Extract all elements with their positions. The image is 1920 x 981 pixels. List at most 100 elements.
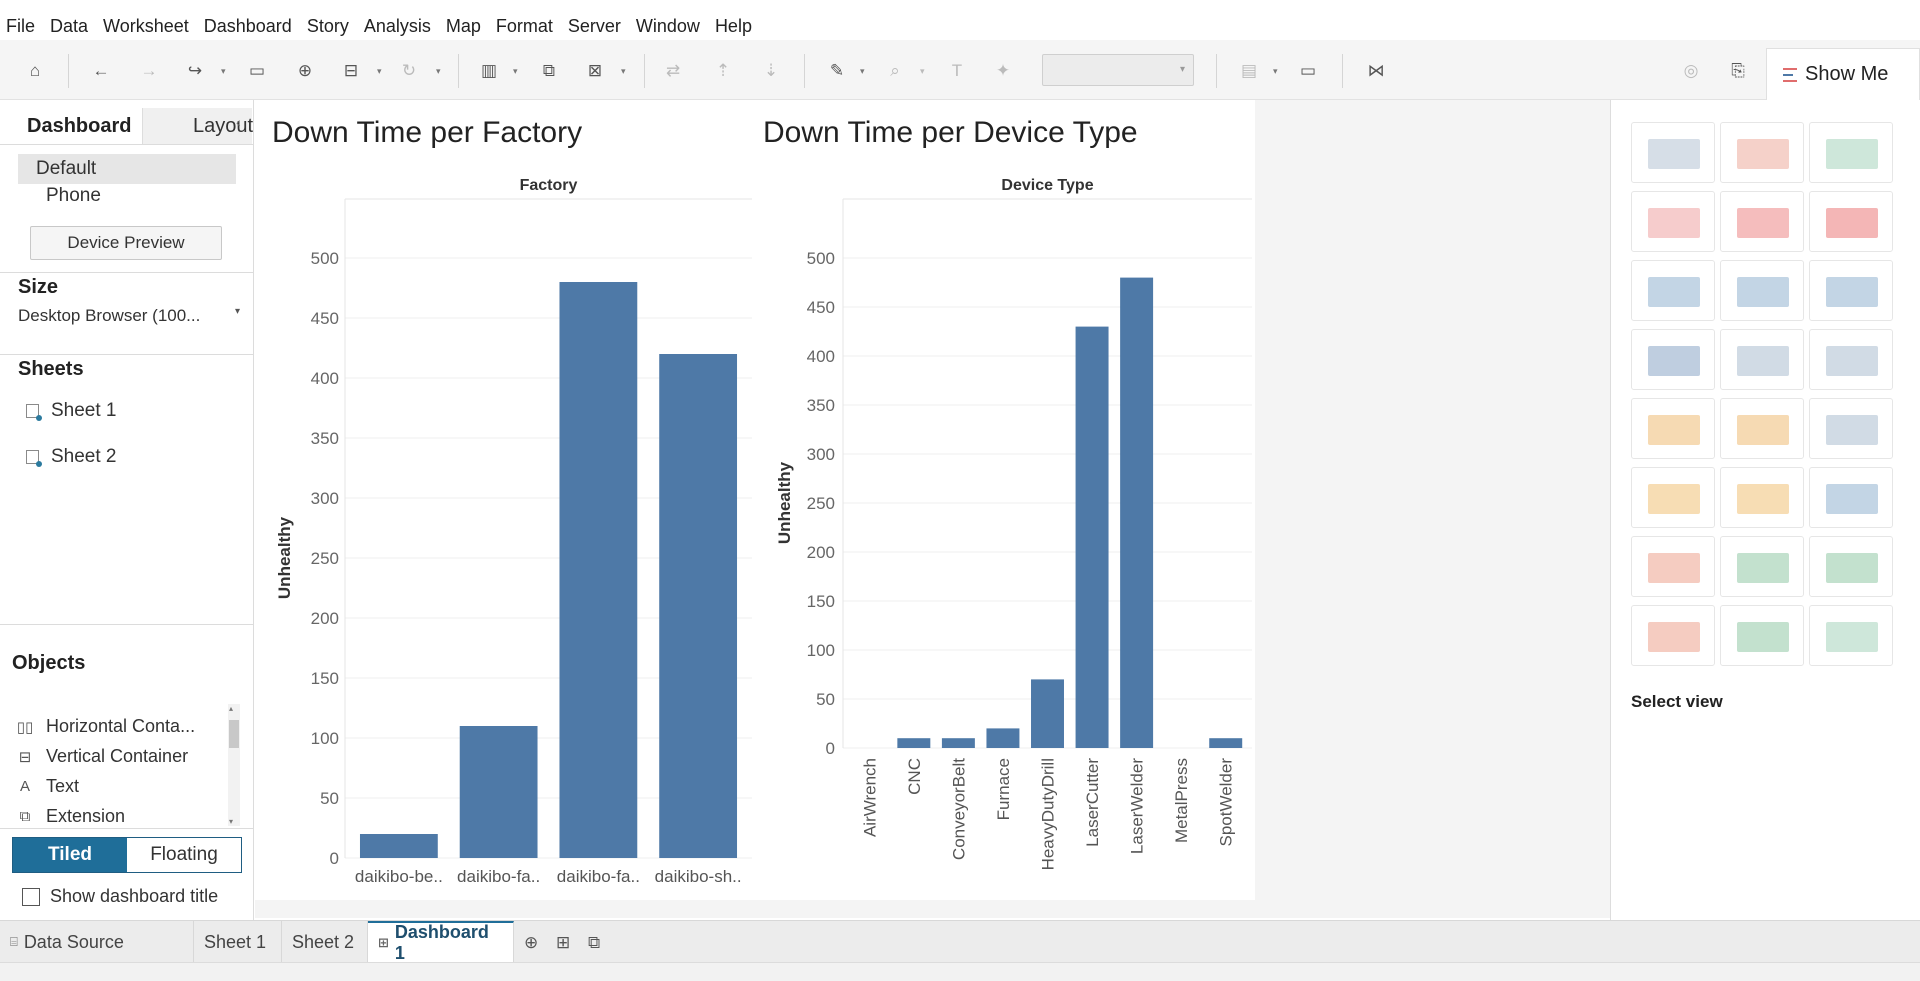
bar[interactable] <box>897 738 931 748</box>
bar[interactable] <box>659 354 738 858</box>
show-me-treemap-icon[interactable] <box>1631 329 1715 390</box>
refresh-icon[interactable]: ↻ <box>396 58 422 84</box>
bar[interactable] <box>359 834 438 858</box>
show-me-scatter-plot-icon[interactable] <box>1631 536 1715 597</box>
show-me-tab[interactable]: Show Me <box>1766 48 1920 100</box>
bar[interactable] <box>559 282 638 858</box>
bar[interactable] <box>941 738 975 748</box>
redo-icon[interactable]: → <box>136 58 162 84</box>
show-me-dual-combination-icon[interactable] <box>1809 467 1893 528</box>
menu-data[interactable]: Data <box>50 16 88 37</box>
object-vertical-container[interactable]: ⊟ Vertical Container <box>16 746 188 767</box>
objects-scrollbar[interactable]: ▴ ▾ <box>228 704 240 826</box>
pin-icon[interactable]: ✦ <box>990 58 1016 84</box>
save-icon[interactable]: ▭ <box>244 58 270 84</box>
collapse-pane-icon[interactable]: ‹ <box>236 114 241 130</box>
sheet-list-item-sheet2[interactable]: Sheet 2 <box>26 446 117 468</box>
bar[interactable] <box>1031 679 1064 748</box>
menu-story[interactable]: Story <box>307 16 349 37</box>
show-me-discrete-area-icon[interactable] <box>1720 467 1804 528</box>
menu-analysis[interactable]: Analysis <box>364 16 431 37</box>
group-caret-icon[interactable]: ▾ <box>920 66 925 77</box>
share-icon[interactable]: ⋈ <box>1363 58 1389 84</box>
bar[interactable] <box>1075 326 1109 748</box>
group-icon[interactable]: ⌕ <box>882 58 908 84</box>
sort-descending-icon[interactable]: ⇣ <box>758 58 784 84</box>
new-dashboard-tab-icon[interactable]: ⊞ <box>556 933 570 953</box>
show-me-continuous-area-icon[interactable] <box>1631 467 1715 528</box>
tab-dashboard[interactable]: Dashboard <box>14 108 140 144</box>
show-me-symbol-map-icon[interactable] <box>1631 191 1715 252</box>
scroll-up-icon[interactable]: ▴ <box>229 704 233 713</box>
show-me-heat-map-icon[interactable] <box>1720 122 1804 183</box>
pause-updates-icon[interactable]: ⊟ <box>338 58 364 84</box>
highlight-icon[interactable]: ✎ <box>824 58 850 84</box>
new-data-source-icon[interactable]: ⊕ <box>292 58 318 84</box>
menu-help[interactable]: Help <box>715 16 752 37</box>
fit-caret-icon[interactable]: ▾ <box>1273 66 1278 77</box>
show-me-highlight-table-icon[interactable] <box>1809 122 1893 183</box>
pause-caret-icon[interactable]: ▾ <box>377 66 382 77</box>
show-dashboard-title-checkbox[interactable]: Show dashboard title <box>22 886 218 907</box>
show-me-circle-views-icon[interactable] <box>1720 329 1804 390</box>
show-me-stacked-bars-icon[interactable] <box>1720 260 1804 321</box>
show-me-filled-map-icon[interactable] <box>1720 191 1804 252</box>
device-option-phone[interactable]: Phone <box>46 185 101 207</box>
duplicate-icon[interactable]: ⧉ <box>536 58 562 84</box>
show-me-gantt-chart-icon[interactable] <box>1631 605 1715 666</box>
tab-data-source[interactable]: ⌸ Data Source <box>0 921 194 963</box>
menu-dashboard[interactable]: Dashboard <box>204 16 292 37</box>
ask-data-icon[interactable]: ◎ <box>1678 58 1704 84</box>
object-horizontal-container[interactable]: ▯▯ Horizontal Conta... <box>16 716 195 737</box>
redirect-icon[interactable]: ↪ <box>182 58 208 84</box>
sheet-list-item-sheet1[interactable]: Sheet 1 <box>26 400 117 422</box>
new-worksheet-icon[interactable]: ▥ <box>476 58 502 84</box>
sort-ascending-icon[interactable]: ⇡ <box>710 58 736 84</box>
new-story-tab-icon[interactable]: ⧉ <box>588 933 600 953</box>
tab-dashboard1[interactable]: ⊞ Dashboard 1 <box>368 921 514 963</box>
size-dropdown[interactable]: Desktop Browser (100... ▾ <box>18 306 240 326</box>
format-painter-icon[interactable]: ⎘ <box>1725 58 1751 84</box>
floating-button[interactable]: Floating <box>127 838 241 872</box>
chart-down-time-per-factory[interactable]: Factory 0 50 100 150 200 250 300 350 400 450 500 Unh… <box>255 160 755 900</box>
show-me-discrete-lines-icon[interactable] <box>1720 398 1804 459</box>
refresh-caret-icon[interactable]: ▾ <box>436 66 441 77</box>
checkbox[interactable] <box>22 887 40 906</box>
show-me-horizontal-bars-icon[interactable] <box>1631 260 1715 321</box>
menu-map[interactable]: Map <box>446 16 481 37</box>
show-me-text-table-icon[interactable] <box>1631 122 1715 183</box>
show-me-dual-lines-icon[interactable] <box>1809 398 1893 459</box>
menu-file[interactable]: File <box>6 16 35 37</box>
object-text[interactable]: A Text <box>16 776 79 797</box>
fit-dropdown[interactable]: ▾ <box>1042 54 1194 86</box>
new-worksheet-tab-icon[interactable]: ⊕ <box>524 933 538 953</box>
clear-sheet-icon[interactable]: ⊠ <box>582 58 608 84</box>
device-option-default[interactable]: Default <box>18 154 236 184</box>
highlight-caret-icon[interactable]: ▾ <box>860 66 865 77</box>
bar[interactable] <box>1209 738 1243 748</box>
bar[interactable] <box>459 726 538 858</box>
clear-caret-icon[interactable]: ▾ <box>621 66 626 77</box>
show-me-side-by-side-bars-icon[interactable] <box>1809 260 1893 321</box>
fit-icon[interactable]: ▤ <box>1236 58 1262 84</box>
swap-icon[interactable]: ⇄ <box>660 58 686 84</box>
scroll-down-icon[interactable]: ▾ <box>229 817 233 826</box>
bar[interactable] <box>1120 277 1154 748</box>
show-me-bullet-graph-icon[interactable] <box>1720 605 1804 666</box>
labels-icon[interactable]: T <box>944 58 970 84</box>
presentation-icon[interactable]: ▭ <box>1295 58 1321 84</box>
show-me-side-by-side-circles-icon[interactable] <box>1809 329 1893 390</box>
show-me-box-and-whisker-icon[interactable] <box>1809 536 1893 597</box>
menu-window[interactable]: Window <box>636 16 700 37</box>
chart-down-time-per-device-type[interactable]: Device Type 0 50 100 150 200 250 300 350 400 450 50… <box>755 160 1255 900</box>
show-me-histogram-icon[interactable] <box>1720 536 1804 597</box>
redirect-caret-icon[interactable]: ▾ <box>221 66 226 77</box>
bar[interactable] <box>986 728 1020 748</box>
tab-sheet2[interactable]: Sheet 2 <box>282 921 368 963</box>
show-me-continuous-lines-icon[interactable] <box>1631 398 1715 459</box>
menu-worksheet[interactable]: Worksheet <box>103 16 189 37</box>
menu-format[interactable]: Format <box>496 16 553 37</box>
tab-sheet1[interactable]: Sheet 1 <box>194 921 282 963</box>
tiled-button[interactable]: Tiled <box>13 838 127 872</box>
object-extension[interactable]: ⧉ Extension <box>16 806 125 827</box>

==========

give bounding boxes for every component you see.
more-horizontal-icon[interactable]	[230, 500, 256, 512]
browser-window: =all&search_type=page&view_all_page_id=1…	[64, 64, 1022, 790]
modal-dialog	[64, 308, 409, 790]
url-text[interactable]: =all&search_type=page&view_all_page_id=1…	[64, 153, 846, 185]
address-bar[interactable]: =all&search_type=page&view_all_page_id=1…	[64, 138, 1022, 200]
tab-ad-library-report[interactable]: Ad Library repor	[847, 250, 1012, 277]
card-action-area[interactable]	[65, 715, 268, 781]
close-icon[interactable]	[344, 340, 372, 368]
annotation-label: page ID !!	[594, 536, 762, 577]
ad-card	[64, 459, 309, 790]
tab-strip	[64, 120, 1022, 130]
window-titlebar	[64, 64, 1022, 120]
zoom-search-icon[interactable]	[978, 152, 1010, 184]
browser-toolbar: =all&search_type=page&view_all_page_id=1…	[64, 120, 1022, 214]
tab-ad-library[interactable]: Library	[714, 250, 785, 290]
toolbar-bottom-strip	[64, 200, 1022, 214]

==========

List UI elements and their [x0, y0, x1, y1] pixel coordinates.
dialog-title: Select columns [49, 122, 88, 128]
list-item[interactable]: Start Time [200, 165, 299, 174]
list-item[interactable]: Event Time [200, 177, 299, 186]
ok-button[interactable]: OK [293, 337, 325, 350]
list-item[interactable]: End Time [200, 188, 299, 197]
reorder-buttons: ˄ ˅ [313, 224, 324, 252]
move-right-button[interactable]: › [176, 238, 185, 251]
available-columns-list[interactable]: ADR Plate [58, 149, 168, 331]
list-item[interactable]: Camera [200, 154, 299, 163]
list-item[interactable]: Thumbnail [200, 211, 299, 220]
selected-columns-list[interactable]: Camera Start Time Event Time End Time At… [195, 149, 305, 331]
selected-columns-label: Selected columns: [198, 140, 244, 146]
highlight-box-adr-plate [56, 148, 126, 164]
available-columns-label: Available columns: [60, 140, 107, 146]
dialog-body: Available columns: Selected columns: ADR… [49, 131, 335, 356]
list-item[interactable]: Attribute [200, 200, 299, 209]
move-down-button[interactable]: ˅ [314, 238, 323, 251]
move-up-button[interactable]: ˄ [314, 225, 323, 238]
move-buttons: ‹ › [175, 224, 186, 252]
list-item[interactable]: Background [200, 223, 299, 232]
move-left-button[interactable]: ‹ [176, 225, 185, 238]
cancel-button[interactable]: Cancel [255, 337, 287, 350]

==========

TASK BRIEF: Return, unchanged, the lines running from the line that contains "bar[interactable] <box>897 738 931 748</box>" up to and including the line that contains "refresh-icon[interactable]: ↻ <box>396".

WORKED SOLUTION:
bar[interactable] <box>897 738 931 748</box>
bar[interactable] <box>659 354 738 858</box>
show-me-treemap-icon[interactable] <box>1631 329 1715 390</box>
refresh-icon[interactable]: ↻ <box>396 58 422 84</box>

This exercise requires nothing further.